### THE EXERCISE
Among the entries below, find the lines with "Abone" and copy them.

#####

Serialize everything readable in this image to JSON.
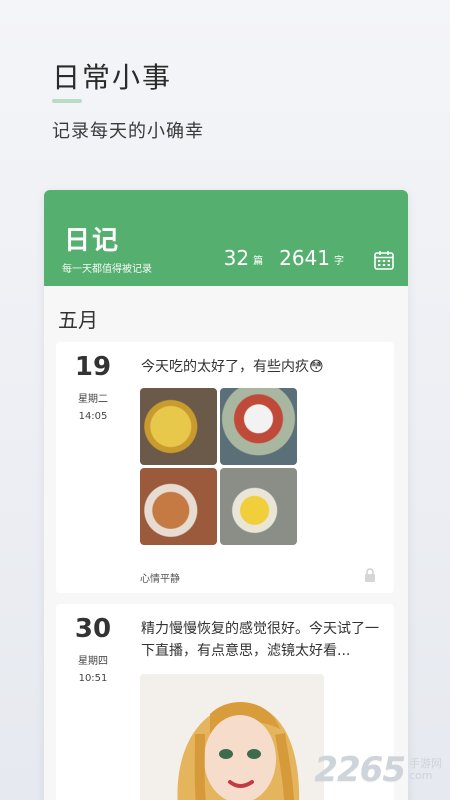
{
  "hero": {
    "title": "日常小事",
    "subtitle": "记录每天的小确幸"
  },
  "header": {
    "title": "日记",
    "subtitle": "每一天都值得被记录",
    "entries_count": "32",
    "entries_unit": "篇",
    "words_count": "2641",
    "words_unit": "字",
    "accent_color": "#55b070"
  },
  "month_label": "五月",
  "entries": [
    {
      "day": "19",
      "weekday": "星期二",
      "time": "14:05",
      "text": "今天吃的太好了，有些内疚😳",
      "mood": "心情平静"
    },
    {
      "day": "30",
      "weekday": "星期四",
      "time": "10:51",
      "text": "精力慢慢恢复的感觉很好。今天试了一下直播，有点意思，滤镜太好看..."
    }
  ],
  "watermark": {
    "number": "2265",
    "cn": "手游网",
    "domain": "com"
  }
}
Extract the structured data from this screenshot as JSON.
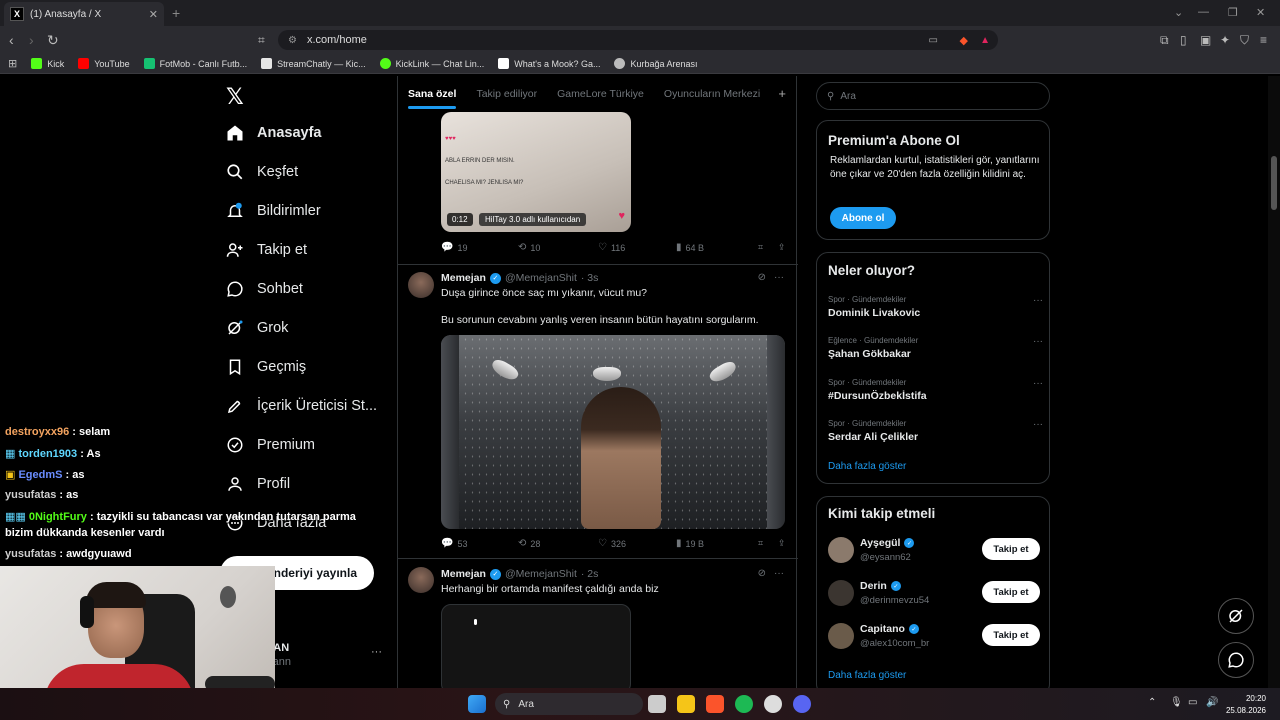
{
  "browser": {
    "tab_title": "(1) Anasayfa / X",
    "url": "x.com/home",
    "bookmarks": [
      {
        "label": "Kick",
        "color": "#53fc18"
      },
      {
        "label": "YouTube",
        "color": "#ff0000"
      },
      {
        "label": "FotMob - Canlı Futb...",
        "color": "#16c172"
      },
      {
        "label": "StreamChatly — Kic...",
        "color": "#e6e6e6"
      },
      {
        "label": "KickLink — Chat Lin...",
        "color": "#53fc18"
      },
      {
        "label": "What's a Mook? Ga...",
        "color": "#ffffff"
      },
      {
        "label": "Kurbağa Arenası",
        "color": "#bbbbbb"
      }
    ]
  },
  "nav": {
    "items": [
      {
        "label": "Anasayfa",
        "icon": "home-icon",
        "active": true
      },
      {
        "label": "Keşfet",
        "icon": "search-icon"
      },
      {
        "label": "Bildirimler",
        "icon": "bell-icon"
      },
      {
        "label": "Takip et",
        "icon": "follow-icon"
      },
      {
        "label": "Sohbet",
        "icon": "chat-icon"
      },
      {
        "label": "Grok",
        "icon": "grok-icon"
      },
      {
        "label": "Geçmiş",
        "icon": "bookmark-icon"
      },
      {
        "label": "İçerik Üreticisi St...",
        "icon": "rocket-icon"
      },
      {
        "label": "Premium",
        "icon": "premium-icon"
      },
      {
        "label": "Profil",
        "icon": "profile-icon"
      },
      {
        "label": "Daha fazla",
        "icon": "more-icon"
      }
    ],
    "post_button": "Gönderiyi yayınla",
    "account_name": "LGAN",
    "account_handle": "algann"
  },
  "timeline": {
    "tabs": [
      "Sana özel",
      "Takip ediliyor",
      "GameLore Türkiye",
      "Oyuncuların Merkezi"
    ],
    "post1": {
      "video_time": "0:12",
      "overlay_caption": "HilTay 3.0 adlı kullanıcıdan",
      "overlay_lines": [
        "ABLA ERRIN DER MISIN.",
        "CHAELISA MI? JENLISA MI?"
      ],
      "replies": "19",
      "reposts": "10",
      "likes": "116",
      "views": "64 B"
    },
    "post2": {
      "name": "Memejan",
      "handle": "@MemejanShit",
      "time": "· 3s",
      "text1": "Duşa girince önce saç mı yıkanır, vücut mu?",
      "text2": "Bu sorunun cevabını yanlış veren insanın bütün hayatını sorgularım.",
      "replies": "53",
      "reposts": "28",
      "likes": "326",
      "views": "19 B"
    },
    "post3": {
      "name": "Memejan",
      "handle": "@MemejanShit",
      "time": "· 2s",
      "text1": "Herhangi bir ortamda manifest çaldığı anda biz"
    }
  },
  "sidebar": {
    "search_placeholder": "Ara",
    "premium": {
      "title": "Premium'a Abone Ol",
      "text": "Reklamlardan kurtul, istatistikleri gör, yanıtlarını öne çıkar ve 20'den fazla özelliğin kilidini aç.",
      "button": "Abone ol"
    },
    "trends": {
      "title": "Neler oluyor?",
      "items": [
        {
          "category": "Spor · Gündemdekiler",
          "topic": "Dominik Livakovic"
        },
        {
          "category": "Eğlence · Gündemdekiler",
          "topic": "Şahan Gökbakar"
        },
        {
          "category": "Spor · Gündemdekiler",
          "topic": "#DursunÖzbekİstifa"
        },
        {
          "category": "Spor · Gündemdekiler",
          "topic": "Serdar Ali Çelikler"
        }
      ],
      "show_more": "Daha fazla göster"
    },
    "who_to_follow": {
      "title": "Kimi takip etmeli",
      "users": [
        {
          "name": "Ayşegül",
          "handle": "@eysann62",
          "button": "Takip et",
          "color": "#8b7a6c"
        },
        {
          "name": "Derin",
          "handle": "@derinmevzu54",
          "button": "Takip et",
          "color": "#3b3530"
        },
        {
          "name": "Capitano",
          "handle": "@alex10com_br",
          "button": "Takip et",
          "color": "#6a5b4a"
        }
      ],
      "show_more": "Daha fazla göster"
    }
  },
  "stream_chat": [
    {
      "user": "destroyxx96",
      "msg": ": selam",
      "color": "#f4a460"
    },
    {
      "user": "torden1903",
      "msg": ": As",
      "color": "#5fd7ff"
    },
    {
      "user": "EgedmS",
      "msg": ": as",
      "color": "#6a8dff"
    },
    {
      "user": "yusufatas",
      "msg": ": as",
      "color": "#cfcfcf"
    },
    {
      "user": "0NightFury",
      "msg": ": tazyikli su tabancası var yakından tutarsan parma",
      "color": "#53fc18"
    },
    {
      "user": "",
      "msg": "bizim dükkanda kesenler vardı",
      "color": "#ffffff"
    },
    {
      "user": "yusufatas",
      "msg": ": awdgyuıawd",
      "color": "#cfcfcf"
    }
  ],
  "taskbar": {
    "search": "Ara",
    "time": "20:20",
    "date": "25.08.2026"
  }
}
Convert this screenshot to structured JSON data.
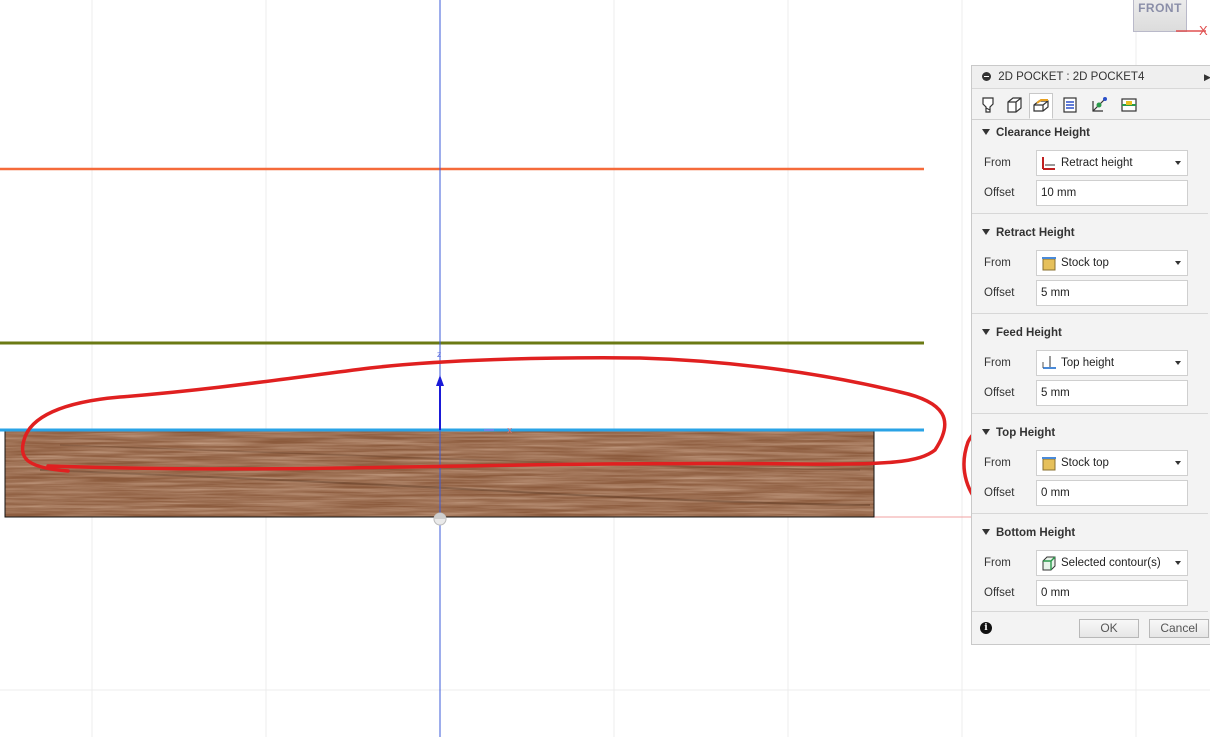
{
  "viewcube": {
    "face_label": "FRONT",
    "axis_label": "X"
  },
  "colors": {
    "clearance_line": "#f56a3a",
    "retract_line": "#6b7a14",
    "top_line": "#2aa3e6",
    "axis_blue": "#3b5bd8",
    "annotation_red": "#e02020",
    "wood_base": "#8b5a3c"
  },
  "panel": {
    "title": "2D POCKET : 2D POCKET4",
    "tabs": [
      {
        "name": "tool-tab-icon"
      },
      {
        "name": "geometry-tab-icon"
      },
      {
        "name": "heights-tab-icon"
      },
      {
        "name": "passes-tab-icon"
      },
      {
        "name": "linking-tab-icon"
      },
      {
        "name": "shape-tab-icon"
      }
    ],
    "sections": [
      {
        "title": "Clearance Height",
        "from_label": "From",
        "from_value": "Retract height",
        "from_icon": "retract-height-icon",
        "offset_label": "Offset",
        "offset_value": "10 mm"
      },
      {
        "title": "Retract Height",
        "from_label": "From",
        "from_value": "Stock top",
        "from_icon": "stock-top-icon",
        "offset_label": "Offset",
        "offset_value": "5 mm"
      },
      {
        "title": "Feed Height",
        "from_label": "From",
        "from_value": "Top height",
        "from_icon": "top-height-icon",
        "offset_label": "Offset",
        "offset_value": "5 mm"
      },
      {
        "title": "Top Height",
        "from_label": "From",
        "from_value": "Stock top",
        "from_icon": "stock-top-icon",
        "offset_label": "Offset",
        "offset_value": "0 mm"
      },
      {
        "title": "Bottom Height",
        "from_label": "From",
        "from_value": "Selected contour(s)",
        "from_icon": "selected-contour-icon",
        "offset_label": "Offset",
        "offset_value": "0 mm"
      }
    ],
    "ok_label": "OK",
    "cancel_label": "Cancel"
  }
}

#####

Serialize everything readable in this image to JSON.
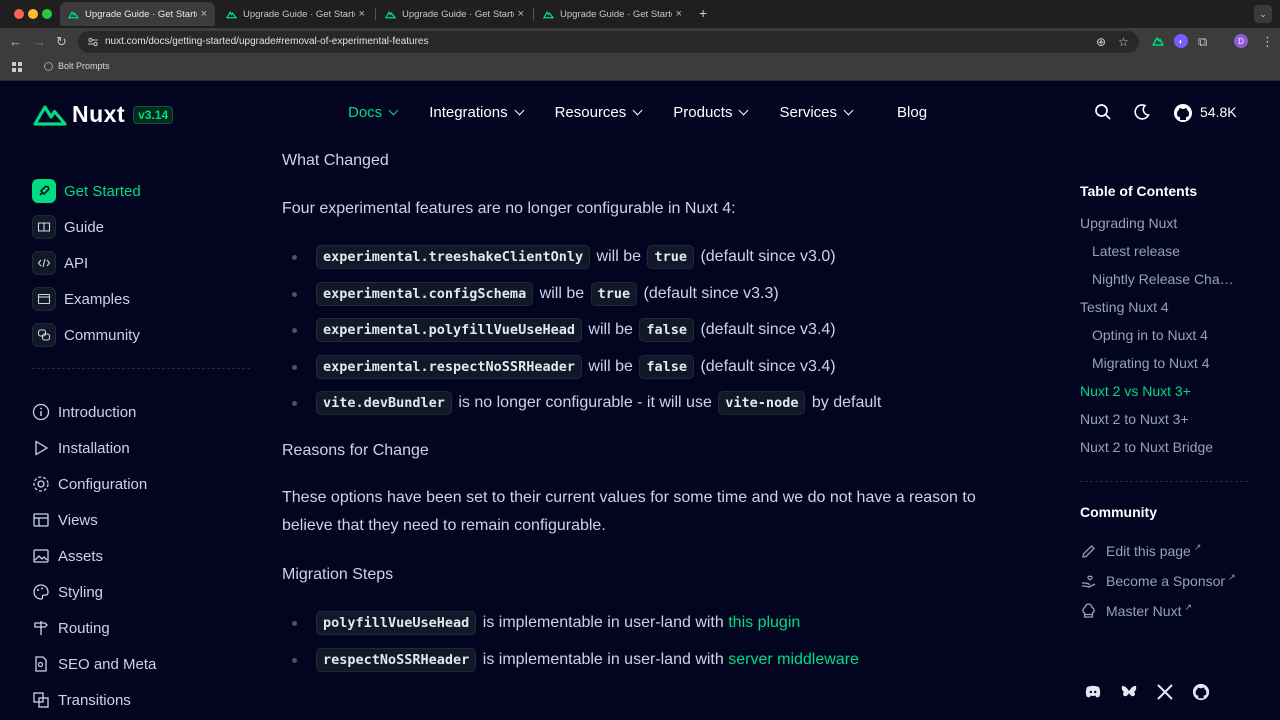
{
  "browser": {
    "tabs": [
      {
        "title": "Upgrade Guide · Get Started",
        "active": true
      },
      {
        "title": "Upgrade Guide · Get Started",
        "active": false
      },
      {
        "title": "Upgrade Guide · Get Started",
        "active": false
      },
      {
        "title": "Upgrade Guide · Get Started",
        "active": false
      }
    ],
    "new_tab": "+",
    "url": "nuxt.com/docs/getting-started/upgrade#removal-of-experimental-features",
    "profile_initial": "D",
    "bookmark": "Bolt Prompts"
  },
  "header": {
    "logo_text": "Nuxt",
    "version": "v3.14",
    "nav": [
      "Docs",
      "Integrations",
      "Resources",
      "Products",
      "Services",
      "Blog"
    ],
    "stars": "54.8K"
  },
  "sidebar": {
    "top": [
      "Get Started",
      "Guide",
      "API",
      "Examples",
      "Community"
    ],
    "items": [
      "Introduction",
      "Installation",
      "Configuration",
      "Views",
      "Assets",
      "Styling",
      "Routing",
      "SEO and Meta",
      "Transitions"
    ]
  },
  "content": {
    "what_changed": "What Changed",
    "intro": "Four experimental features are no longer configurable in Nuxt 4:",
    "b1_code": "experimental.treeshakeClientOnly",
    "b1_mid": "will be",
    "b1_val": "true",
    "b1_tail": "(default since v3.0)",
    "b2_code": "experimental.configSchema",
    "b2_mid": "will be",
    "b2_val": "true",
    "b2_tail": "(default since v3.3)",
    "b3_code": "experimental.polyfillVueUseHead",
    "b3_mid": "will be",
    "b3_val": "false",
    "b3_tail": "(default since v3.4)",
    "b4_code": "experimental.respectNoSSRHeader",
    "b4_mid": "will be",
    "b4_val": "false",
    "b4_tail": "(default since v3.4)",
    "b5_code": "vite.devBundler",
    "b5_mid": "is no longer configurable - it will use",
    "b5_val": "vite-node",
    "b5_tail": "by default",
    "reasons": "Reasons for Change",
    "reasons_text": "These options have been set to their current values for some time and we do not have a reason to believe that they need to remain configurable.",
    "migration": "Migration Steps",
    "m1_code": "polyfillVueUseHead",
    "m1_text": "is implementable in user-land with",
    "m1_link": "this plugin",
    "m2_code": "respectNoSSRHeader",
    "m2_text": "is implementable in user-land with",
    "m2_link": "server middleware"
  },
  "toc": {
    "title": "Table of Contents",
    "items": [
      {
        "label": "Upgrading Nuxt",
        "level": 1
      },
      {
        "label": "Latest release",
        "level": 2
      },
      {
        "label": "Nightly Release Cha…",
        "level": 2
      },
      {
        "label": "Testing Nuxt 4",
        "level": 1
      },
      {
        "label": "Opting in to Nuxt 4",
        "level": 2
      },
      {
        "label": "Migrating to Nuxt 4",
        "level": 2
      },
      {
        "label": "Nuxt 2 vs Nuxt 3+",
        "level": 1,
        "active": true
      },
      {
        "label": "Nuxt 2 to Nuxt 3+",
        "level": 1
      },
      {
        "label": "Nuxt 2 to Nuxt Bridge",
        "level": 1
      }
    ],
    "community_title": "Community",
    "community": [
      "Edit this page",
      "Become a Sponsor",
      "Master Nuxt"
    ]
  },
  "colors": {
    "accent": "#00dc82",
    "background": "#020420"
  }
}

#####

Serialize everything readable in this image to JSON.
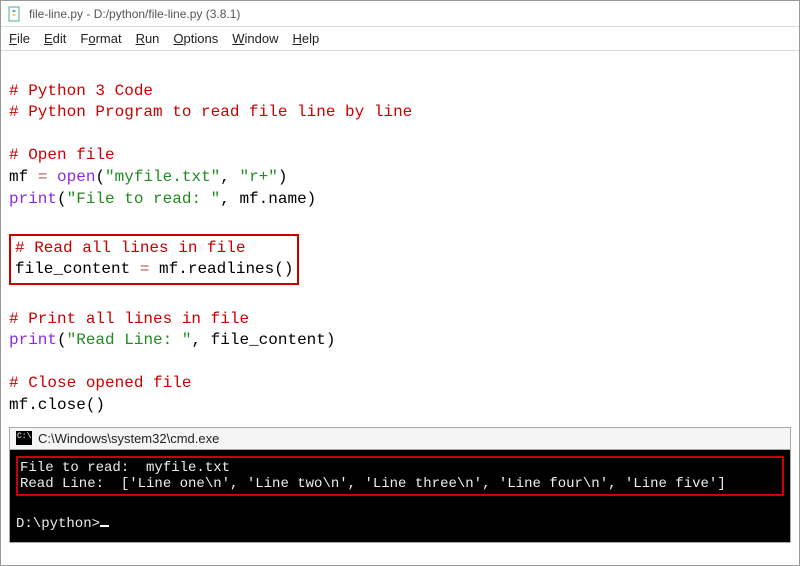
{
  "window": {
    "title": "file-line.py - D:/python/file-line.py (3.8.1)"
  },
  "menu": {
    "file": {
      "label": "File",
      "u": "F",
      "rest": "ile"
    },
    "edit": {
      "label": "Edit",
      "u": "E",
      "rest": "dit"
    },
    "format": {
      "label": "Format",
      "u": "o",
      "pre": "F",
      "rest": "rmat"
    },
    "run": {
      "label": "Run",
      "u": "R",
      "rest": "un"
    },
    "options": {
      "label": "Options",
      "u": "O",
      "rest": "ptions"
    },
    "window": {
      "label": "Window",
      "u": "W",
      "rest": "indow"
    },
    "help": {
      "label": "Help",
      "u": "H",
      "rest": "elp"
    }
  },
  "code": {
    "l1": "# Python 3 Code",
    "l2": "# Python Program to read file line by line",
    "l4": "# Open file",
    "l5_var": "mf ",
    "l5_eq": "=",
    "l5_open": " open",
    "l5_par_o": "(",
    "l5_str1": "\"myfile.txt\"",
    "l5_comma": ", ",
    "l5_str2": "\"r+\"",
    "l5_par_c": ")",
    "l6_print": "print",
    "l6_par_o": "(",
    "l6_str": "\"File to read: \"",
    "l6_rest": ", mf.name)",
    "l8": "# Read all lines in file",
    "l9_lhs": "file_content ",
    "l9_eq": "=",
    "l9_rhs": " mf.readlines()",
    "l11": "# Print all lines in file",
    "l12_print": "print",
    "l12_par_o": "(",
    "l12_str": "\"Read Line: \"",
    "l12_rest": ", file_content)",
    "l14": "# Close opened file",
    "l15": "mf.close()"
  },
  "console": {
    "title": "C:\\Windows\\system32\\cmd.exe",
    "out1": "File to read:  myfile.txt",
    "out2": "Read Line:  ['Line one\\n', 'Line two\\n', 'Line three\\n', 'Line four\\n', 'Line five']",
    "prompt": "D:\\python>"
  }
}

#####

### RESULT OF THE EXERCISE
      "title": "Premium'a Abone Ol",
      "button": "Abone ol"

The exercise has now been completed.